This highlights the potential impact of the linguistic context and tasks when investigating allophonic variation amongst L1 and L2 speakers in French and English. The next section investigates the effect of training on stop-unrelease across all speakers in English.
5.3. Release in English: Phase 1 vs. Phase 2
We first checked for potential differences in release scores in English between Recording 1 vs. Recording 2 in the control group. With the subject COL28F, the p-value for the chi-square test was slightly below the critical value, and without this learner, it rose slightly above it (with COL28F: X2(1, N = 2244) = 4.44, p = 0.035, ω = 0.045, without COL28F: X2(1, N = 2112) = 3.64, p = 0.057, ω = 0.042). This means that without this learner, the differences in release scores are not significant enough between Recordings 1 and 2 in the control group.
Then, we investigated potential differences in release scores in English between the two cohorts (test vs. control subjects having completed both Phases 1 and 2, the speaker COL28F was excluded from now on). Due to possible individual differences, the overall release rates differed slightly between the two cohorts in the first recording (X2(1, N = 1056) = 11.59, p = 0.0007). However, the statistical power (ω = 0.07) points to a minor effect. If we add the nine students who completed Phase 1 only (three in the control group, six in the test group), the differences between the cohorts are ironed out (p = 0.38 (ω = 0.02)).
Finally, the effect of training on stop-unrelease amongst the test group was examined (speakers having completed both Phases 1 and 2 only) and was deemed significant (
X2(1,
N = 1842) = 298.52,
p < 2.2 × 10
−16,
ω = 0.404). The average release rate in the control group was 40.2% (rec1 38.2%, rec2 42.3%), while the scores of unrelease in the test group rose from 45.8% (rec1) to 84.3% after training (rec2). More specifically, sentence-final and word-final stops were overwhelmingly released (90% and above for both cohorts) before training (see
Figure 7). Training had a significant impact on sentence-final stop-unrelease in English which rose from 10% to 71.6%, and the difference was slightly smaller in word-final position (from 7.9% to 61.1%). After training, unrelease rose by about 40% in pairs of words (from 49.5% to 91.7%).
Figure 8 complements the preceding figure and indicates which conditions have a stronger influence on stop-unrelease. Stops in final position, be they placed at the end of a sentence or a word, are the most affected by training (Node 13), which leads to a tripling of unrelease scores (Node 15 vs. 14). In medial position, scores depend on whether the stops are straddled between two words in isolation or within a sentence (Node 2). Homorganic pairs have higher scores of unrelease than heterorganic pairs (Nodes 4 and 10 vs. Nodes 6, 7 and 11), yet the difference after training is ironed out in pairs of words (wordmed, Node 12).

▸ **Material provided**
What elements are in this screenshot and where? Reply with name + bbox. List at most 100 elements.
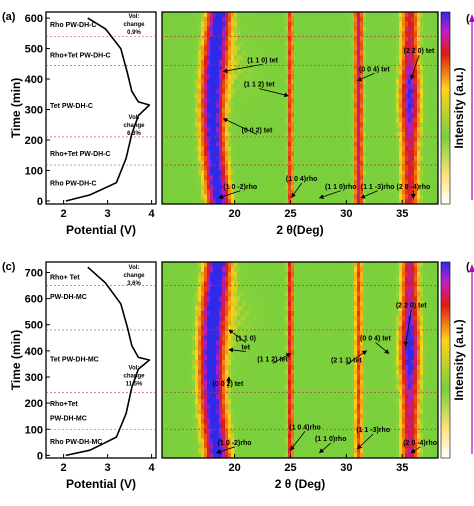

▸ **Exercise 1**
Could you return everything in the stop-unrelease passage from "This highlights the" down to "and 2 in the control group.", word for word?
▸ **Exercise 2**
What comes next in the passage on stop-unrelease training? Write the following part, starting right after its last sentence.

▸ **Exercise result 1**
This highlights the potential impact of the linguistic context and tasks when investigating allophonic variation amongst L1 and L2 speakers in French and English. The next section investigates the effect of training on stop-unrelease across all speakers in English.
5.3. Release in English: Phase 1 vs. Phase 2
We first checked for potential differences in release scores in English between Recording 1 vs. Recording 2 in the control group. With the subject COL28F, the p-value for the chi-square test was slightly below the critical value, and without this learner, it rose slightly above it (with COL28F: X2(1, N = 2244) = 4.44, p = 0.035, ω = 0.045, without COL28F: X2(1, N = 2112) = 3.64, p = 0.057, ω = 0.042). This means that without this learner, the differences in release scores are not significant enough between Recordings 1 and 2 in the control group.

▸ **Exercise result 2**
Figure 9 shows rates of stop-release by linguistic context (sentences vs. pairs of words) in the test group (before and after training). Overall, homorganic pairs of stops were more often unreleased (rec1: 75.9%, rec2: 98.1%) than heterorganic pairs (75.9% vs. 95.5%) or than stops in final position (11% vs. 72.1%). In final position, /k/ had higher scores of release in both pre-test and post-test. In word-medial position, the homorganic pairs with velar stops were least affected by training despite being three times more often unreleased after training (pre-test: 43% vs. post-test: 14%). The heterorganic pair /kp/ consistently exhibited more release across all conditions in both the pre-test and post-test results. In word-medial position, the bilabial stop /p/ was the least released when followed by the alveolar stop /t/.
A logistic mixed effects regression was run to confirm the effect of the training on the proportion of stop-unrelease along with the environment in which the stop is (final/heterorganic pair or homorganic pair). The subjects and the words used as stimuli were included as random effects. The model specifications were as follows: release ∼ stopType + cohort * recording phase + (1|speaker) + (1|context). The results point to a significant interaction between the group and the recording sessions (p < 2 × 10−16), with the post-test group having significantly lower rates of release than the control and the pre-test groups. There was also a main effect of position with final stops being significantly more released overall compared to homorganic and heterorganic sequences of stops (for both differences: p < 2 × 10−16). The next section investigates whether the training had a lasting effect on the sample of students who re-read the same stimuli in English after a month without further training on stop-unrelease.
5.4. Release in English: All Three Phases
This section analyses the evolution of stop-unrelease amongst the six learners having completed Phases 1, 2 and 3. Stop combinations were classified into a binary variable (within a pair or in final position), since the differences in release scores rely mainly on this opposition (see
Figure 8 and
Figure 9 above). In
Figure 10, the scores of release amongst speakers having completed all three phases depend on the position (Node 1) of the stop (final position or in pairs of stops) and on whether they received the training (remaining nodes). The pair context did not lead to significant differences in release scores amongst the control group (all three phases) and the test group (pre-training). In the test group, the scores were slightly higher in Phases 2 and 3. This means that during the follow-up reading session, the effect of training was still observable a month later. A similar pattern was found for stops in final position with a more striking difference in scores between speakers having received training and those with no training, even though the
p-values are considered equivalent (
p = 0.001). In Phase 3, release decreased in the control group (cont3, Node 5), while within the test group, it increased a month after training (post-test2, Node 8). This means that the effect of training was less durable for stops in final position than it was for pairs, whose scores of unrelease were initially very high (above 80%).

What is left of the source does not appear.